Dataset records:
------------------------------------------------------------

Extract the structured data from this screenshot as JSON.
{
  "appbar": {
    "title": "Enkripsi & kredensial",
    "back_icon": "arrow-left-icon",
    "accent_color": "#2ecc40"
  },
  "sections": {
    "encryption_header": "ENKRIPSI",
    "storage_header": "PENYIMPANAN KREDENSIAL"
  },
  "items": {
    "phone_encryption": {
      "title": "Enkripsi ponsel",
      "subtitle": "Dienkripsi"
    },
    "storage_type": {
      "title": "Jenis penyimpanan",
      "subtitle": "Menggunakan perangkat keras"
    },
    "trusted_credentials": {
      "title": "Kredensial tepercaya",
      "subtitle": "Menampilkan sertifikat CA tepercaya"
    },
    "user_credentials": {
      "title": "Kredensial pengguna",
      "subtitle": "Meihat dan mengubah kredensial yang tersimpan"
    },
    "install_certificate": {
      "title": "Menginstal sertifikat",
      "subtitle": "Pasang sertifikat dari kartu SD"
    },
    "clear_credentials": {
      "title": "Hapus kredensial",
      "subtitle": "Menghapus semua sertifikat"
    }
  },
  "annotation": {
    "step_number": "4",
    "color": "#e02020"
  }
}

------------------------------------------------------------

- Exercise -
Extract the whole listing, character for character.

- Answer in full -
Extract the structured data from this screenshot as JSON.
{
  "appbar": {
    "title": "Enkripsi & kredensial",
    "back_icon": "arrow-left-icon",
    "accent_color": "#2ecc40"
  },
  "sections": {
    "encryption_header": "ENKRIPSI",
    "storage_header": "PENYIMPANAN KREDENSIAL"
  },
  "items": {
    "phone_encryption": {
      "title": "Enkripsi ponsel",
      "subtitle": "Dienkripsi"
    },
    "storage_type": {
      "title": "Jenis penyimpanan",
      "subtitle": "Menggunakan perangkat keras"
    },
    "trusted_credentials": {
      "title": "Kredensial tepercaya",
      "subtitle": "Menampilkan sertifikat CA tepercaya"
    },
    "user_credentials": {
      "title": "Kredensial pengguna",
      "subtitle": "Meihat dan mengubah kredensial yang tersimpan"
    },
    "install_certificate": {
      "title": "Menginstal sertifikat",
      "subtitle": "Pasang sertifikat dari kartu SD"
    },
    "clear_credentials": {
      "title": "Hapus kredensial",
      "subtitle": "Menghapus semua sertifikat"
    }
  },
  "annotation": {
    "step_number": "4",
    "color": "#e02020"
  }
}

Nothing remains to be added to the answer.